■ WRITTEN TASK
The complete listing should be restated exactly.

═════ PROVIDED RECORDS ═════

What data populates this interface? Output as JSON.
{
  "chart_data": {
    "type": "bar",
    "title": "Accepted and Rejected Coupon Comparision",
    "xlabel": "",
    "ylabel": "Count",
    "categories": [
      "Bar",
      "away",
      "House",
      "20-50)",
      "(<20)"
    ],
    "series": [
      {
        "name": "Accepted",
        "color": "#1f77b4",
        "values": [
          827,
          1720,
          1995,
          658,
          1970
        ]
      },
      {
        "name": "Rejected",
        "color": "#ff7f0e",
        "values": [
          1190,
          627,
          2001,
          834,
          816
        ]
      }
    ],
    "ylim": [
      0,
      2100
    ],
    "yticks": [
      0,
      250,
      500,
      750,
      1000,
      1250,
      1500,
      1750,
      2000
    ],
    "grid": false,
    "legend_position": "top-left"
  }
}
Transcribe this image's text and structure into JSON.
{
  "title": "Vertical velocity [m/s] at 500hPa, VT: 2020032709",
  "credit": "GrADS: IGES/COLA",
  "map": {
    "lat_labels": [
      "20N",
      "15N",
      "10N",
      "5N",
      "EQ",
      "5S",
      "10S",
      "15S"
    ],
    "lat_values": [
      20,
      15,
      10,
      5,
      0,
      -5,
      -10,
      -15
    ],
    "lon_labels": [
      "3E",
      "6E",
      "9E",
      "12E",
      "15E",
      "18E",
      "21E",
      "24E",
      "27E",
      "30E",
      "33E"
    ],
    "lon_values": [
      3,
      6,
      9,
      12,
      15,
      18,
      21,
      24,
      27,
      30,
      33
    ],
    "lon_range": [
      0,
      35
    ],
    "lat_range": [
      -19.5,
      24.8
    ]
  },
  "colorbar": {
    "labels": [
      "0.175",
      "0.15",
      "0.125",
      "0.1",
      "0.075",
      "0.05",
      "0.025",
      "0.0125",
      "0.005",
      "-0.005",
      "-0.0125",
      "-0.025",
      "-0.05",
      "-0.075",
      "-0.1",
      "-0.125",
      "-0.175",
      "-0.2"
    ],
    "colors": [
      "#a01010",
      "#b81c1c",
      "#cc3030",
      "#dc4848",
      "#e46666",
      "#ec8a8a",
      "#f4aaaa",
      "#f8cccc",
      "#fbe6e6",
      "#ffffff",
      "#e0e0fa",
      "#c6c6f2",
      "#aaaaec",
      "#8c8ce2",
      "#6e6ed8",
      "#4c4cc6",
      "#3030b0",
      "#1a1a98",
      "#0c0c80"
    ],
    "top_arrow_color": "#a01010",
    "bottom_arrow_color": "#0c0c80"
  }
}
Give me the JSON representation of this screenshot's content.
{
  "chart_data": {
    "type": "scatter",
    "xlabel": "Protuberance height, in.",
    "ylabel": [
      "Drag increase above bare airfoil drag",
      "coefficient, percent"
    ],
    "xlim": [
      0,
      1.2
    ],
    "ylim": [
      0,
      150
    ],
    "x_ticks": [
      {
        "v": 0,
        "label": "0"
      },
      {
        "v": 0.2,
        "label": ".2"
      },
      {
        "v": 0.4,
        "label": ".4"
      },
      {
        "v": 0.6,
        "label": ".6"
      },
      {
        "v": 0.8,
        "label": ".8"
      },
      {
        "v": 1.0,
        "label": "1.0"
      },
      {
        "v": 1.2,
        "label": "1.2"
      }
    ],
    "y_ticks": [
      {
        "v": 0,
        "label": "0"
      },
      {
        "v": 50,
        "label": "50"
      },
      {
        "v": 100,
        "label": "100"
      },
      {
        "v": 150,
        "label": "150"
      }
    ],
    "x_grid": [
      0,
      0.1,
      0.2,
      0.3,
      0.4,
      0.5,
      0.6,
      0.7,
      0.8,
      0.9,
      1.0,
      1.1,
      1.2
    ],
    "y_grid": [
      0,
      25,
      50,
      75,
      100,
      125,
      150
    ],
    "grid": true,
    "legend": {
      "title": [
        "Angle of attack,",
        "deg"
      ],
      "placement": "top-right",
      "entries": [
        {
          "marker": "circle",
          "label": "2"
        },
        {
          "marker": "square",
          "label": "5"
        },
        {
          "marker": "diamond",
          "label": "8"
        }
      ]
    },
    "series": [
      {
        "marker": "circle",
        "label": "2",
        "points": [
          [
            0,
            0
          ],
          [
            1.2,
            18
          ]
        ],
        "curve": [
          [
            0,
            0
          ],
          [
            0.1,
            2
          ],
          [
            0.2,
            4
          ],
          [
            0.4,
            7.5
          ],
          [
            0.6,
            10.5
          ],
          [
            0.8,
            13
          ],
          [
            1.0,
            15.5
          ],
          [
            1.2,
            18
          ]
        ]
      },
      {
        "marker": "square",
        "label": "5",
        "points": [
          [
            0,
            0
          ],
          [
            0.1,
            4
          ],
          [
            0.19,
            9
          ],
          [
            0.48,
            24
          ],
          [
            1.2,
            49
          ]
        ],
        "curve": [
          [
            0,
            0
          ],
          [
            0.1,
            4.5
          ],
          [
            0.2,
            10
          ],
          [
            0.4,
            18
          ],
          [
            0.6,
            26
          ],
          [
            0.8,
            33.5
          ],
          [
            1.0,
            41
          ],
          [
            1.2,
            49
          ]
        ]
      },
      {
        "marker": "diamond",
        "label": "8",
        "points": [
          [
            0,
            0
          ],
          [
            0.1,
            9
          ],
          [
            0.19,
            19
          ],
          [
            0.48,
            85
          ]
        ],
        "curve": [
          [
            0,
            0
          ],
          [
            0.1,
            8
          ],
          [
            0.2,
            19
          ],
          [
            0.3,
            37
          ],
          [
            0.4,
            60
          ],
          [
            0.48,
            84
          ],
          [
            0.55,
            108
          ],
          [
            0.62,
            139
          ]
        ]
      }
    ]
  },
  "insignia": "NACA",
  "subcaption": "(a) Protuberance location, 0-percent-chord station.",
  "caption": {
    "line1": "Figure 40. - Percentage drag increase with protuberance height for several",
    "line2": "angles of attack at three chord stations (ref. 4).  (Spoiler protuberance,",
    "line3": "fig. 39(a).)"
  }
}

═════

■ ANSWER TO THIS PROBLEM
What data populates this interface? Output as JSON.
{
  "chart_data": {
    "type": "bar",
    "title": "Accepted and Rejected Coupon Comparision",
    "xlabel": "",
    "ylabel": "Count",
    "categories": [
      "Bar",
      "away",
      "House",
      "20-50)",
      "(<20)"
    ],
    "series": [
      {
        "name": "Accepted",
        "color": "#1f77b4",
        "values": [
          827,
          1720,
          1995,
          658,
          1970
        ]
      },
      {
        "name": "Rejected",
        "color": "#ff7f0e",
        "values": [
          1190,
          627,
          2001,
          834,
          816
        ]
      }
    ],
    "ylim": [
      0,
      2100
    ],
    "yticks": [
      0,
      250,
      500,
      750,
      1000,
      1250,
      1500,
      1750,
      2000
    ],
    "grid": false,
    "legend_position": "top-left"
  }
}
Transcribe this image's text and structure into JSON.
{
  "title": "Vertical velocity [m/s] at 500hPa, VT: 2020032709",
  "credit": "GrADS: IGES/COLA",
  "map": {
    "lat_labels": [
      "20N",
      "15N",
      "10N",
      "5N",
      "EQ",
      "5S",
      "10S",
      "15S"
    ],
    "lat_values": [
      20,
      15,
      10,
      5,
      0,
      -5,
      -10,
      -15
    ],
    "lon_labels": [
      "3E",
      "6E",
      "9E",
      "12E",
      "15E",
      "18E",
      "21E",
      "24E",
      "27E",
      "30E",
      "33E"
    ],
    "lon_values": [
      3,
      6,
      9,
      12,
      15,
      18,
      21,
      24,
      27,
      30,
      33
    ],
    "lon_range": [
      0,
      35
    ],
    "lat_range": [
      -19.5,
      24.8
    ]
  },
  "colorbar": {
    "labels": [
      "0.175",
      "0.15",
      "0.125",
      "0.1",
      "0.075",
      "0.05",
      "0.025",
      "0.0125",
      "0.005",
      "-0.005",
      "-0.0125",
      "-0.025",
      "-0.05",
      "-0.075",
      "-0.1",
      "-0.125",
      "-0.175",
      "-0.2"
    ],
    "colors": [
      "#a01010",
      "#b81c1c",
      "#cc3030",
      "#dc4848",
      "#e46666",
      "#ec8a8a",
      "#f4aaaa",
      "#f8cccc",
      "#fbe6e6",
      "#ffffff",
      "#e0e0fa",
      "#c6c6f2",
      "#aaaaec",
      "#8c8ce2",
      "#6e6ed8",
      "#4c4cc6",
      "#3030b0",
      "#1a1a98",
      "#0c0c80"
    ],
    "top_arrow_color": "#a01010",
    "bottom_arrow_color": "#0c0c80"
  }
}
Give me the JSON representation of this screenshot's content.
{
  "chart_data": {
    "type": "scatter",
    "xlabel": "Protuberance height, in.",
    "ylabel": [
      "Drag increase above bare airfoil drag",
      "coefficient, percent"
    ],
    "xlim": [
      0,
      1.2
    ],
    "ylim": [
      0,
      150
    ],
    "x_ticks": [
      {
        "v": 0,
        "label": "0"
      },
      {
        "v": 0.2,
        "label": ".2"
      },
      {
        "v": 0.4,
        "label": ".4"
      },
      {
        "v": 0.6,
        "label": ".6"
      },
      {
        "v": 0.8,
        "label": ".8"
      },
      {
        "v": 1.0,
        "label": "1.0"
      },
      {
        "v": 1.2,
        "label": "1.2"
      }
    ],
    "y_ticks": [
      {
        "v": 0,
        "label": "0"
      },
      {
        "v": 50,
        "label": "50"
      },
      {
        "v": 100,
        "label": "100"
      },
      {
        "v": 150,
        "label": "150"
      }
    ],
    "x_grid": [
      0,
      0.1,
      0.2,
      0.3,
      0.4,
      0.5,
      0.6,
      0.7,
      0.8,
      0.9,
      1.0,
      1.1,
      1.2
    ],
    "y_grid": [
      0,
      25,
      50,
      75,
      100,
      125,
      150
    ],
    "grid": true,
    "legend": {
      "title": [
        "Angle of attack,",
        "deg"
      ],
      "placement": "top-right",
      "entries": [
        {
          "marker": "circle",
          "label": "2"
        },
        {
          "marker": "square",
          "label": "5"
        },
        {
          "marker": "diamond",
          "label": "8"
        }
      ]
    },
    "series": [
      {
        "marker": "circle",
        "label": "2",
        "points": [
          [
            0,
            0
          ],
          [
            1.2,
            18
          ]
        ],
        "curve": [
          [
            0,
            0
          ],
          [
            0.1,
            2
          ],
          [
            0.2,
            4
          ],
          [
            0.4,
            7.5
          ],
          [
            0.6,
            10.5
          ],
          [
            0.8,
            13
          ],
          [
            1.0,
            15.5
          ],
          [
            1.2,
            18
          ]
        ]
      },
      {
        "marker": "square",
        "label": "5",
        "points": [
          [
            0,
            0
          ],
          [
            0.1,
            4
          ],
          [
            0.19,
            9
          ],
          [
            0.48,
            24
          ],
          [
            1.2,
            49
          ]
        ],
        "curve": [
          [
            0,
            0
          ],
          [
            0.1,
            4.5
          ],
          [
            0.2,
            10
          ],
          [
            0.4,
            18
          ],
          [
            0.6,
            26
          ],
          [
            0.8,
            33.5
          ],
          [
            1.0,
            41
          ],
          [
            1.2,
            49
          ]
        ]
      },
      {
        "marker": "diamond",
        "label": "8",
        "points": [
          [
            0,
            0
          ],
          [
            0.1,
            9
          ],
          [
            0.19,
            19
          ],
          [
            0.48,
            85
          ]
        ],
        "curve": [
          [
            0,
            0
          ],
          [
            0.1,
            8
          ],
          [
            0.2,
            19
          ],
          [
            0.3,
            37
          ],
          [
            0.4,
            60
          ],
          [
            0.48,
            84
          ],
          [
            0.55,
            108
          ],
          [
            0.62,
            139
          ]
        ]
      }
    ]
  },
  "insignia": "NACA",
  "subcaption": "(a) Protuberance location, 0-percent-chord station.",
  "caption": {
    "line1": "Figure 40. - Percentage drag increase with protuberance height for several",
    "line2": "angles of attack at three chord stations (ref. 4).  (Spoiler protuberance,",
    "line3": "fig. 39(a).)"
  }
}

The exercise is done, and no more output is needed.